Give every entry again, word for word.
#### Provided entries
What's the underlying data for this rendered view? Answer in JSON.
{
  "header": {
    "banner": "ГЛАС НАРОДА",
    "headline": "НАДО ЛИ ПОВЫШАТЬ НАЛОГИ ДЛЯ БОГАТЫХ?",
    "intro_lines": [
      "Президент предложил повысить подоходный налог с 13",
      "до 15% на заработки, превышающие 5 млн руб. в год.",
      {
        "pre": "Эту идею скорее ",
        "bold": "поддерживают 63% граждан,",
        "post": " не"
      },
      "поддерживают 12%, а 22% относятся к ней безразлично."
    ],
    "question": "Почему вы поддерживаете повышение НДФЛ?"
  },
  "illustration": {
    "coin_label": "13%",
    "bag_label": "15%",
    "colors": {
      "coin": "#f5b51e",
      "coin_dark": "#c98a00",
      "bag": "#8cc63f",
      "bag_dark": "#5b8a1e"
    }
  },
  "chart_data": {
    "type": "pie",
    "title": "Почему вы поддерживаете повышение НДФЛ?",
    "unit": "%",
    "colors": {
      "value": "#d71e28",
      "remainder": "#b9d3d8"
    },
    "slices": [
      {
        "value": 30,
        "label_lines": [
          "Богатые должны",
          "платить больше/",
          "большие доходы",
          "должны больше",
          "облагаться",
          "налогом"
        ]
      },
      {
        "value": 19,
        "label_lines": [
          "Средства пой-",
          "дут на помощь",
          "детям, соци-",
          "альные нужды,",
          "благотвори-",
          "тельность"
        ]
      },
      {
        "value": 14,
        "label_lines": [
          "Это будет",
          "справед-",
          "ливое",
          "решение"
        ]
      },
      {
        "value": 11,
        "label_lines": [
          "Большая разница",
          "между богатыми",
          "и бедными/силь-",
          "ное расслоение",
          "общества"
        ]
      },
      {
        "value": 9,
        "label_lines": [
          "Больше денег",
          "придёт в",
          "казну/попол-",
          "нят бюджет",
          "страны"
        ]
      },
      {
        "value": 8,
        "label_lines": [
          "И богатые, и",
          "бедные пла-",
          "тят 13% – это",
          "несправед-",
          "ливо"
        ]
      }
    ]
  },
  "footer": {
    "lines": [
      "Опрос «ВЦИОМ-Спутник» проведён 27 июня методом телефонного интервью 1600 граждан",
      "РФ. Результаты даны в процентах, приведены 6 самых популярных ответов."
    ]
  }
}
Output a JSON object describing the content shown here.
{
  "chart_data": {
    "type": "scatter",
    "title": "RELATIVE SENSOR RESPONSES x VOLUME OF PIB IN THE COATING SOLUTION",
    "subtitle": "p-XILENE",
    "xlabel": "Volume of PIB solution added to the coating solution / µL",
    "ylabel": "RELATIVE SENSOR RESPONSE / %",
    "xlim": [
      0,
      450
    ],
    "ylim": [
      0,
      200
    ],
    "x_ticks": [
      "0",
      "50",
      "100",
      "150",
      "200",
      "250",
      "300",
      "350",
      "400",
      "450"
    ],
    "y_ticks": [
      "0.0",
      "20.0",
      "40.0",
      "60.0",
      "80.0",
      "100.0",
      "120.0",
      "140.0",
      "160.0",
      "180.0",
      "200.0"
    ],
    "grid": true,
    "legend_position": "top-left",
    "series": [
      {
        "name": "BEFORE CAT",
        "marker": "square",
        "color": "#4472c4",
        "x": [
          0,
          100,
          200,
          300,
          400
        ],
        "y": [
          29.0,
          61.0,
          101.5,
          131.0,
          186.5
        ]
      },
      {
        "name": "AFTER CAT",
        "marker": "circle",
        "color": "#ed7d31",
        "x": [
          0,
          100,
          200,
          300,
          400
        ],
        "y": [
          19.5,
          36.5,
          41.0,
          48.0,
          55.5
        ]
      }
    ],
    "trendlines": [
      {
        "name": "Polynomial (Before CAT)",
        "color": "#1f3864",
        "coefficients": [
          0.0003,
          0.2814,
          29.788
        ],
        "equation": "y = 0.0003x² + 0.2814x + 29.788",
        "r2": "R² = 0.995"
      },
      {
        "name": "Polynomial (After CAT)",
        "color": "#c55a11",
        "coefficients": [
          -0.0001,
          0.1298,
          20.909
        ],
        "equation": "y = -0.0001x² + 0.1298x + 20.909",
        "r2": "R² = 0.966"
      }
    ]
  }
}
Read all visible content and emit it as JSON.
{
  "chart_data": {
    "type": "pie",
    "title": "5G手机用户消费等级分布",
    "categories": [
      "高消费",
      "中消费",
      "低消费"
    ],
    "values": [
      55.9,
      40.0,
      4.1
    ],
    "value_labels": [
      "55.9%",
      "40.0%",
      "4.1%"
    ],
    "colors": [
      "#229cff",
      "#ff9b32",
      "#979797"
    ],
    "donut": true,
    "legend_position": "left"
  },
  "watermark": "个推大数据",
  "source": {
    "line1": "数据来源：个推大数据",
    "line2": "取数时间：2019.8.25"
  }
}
########
**Answer to the task**
What's the underlying data for this rendered view? Answer in JSON.
{
  "header": {
    "banner": "ГЛАС НАРОДА",
    "headline": "НАДО ЛИ ПОВЫШАТЬ НАЛОГИ ДЛЯ БОГАТЫХ?",
    "intro_lines": [
      "Президент предложил повысить подоходный налог с 13",
      "до 15% на заработки, превышающие 5 млн руб. в год.",
      {
        "pre": "Эту идею скорее ",
        "bold": "поддерживают 63% граждан,",
        "post": " не"
      },
      "поддерживают 12%, а 22% относятся к ней безразлично."
    ],
    "question": "Почему вы поддерживаете повышение НДФЛ?"
  },
  "illustration": {
    "coin_label": "13%",
    "bag_label": "15%",
    "colors": {
      "coin": "#f5b51e",
      "coin_dark": "#c98a00",
      "bag": "#8cc63f",
      "bag_dark": "#5b8a1e"
    }
  },
  "chart_data": {
    "type": "pie",
    "title": "Почему вы поддерживаете повышение НДФЛ?",
    "unit": "%",
    "colors": {
      "value": "#d71e28",
      "remainder": "#b9d3d8"
    },
    "slices": [
      {
        "value": 30,
        "label_lines": [
          "Богатые должны",
          "платить больше/",
          "большие доходы",
          "должны больше",
          "облагаться",
          "налогом"
        ]
      },
      {
        "value": 19,
        "label_lines": [
          "Средства пой-",
          "дут на помощь",
          "детям, соци-",
          "альные нужды,",
          "благотвори-",
          "тельность"
        ]
      },
      {
        "value": 14,
        "label_lines": [
          "Это будет",
          "справед-",
          "ливое",
          "решение"
        ]
      },
      {
        "value": 11,
        "label_lines": [
          "Большая разница",
          "между богатыми",
          "и бедными/силь-",
          "ное расслоение",
          "общества"
        ]
      },
      {
        "value": 9,
        "label_lines": [
          "Больше денег",
          "придёт в",
          "казну/попол-",
          "нят бюджет",
          "страны"
        ]
      },
      {
        "value": 8,
        "label_lines": [
          "И богатые, и",
          "бедные пла-",
          "тят 13% – это",
          "несправед-",
          "ливо"
        ]
      }
    ]
  },
  "footer": {
    "lines": [
      "Опрос «ВЦИОМ-Спутник» проведён 27 июня методом телефонного интервью 1600 граждан",
      "РФ. Результаты даны в процентах, приведены 6 самых популярных ответов."
    ]
  }
}
Output a JSON object describing the content shown here.
{
  "chart_data": {
    "type": "scatter",
    "title": "RELATIVE SENSOR RESPONSES x VOLUME OF PIB IN THE COATING SOLUTION",
    "subtitle": "p-XILENE",
    "xlabel": "Volume of PIB solution added to the coating solution / µL",
    "ylabel": "RELATIVE SENSOR RESPONSE / %",
    "xlim": [
      0,
      450
    ],
    "ylim": [
      0,
      200
    ],
    "x_ticks": [
      "0",
      "50",
      "100",
      "150",
      "200",
      "250",
      "300",
      "350",
      "400",
      "450"
    ],
    "y_ticks": [
      "0.0",
      "20.0",
      "40.0",
      "60.0",
      "80.0",
      "100.0",
      "120.0",
      "140.0",
      "160.0",
      "180.0",
      "200.0"
    ],
    "grid": true,
    "legend_position": "top-left",
    "series": [
      {
        "name": "BEFORE CAT",
        "marker": "square",
        "color": "#4472c4",
        "x": [
          0,
          100,
          200,
          300,
          400
        ],
        "y": [
          29.0,
          61.0,
          101.5,
          131.0,
          186.5
        ]
      },
      {
        "name": "AFTER CAT",
        "marker": "circle",
        "color": "#ed7d31",
        "x": [
          0,
          100,
          200,
          300,
          400
        ],
        "y": [
          19.5,
          36.5,
          41.0,
          48.0,
          55.5
        ]
      }
    ],
    "trendlines": [
      {
        "name": "Polynomial (Before CAT)",
        "color": "#1f3864",
        "coefficients": [
          0.0003,
          0.2814,
          29.788
        ],
        "equation": "y = 0.0003x² + 0.2814x + 29.788",
        "r2": "R² = 0.995"
      },
      {
        "name": "Polynomial (After CAT)",
        "color": "#c55a11",
        "coefficients": [
          -0.0001,
          0.1298,
          20.909
        ],
        "equation": "y = -0.0001x² + 0.1298x + 20.909",
        "r2": "R² = 0.966"
      }
    ]
  }
}
Read all visible content and emit it as JSON.
{
  "chart_data": {
    "type": "pie",
    "title": "5G手机用户消费等级分布",
    "categories": [
      "高消费",
      "中消费",
      "低消费"
    ],
    "values": [
      55.9,
      40.0,
      4.1
    ],
    "value_labels": [
      "55.9%",
      "40.0%",
      "4.1%"
    ],
    "colors": [
      "#229cff",
      "#ff9b32",
      "#979797"
    ],
    "donut": true,
    "legend_position": "left"
  },
  "watermark": "个推大数据",
  "source": {
    "line1": "数据来源：个推大数据",
    "line2": "取数时间：2019.8.25"
  }
}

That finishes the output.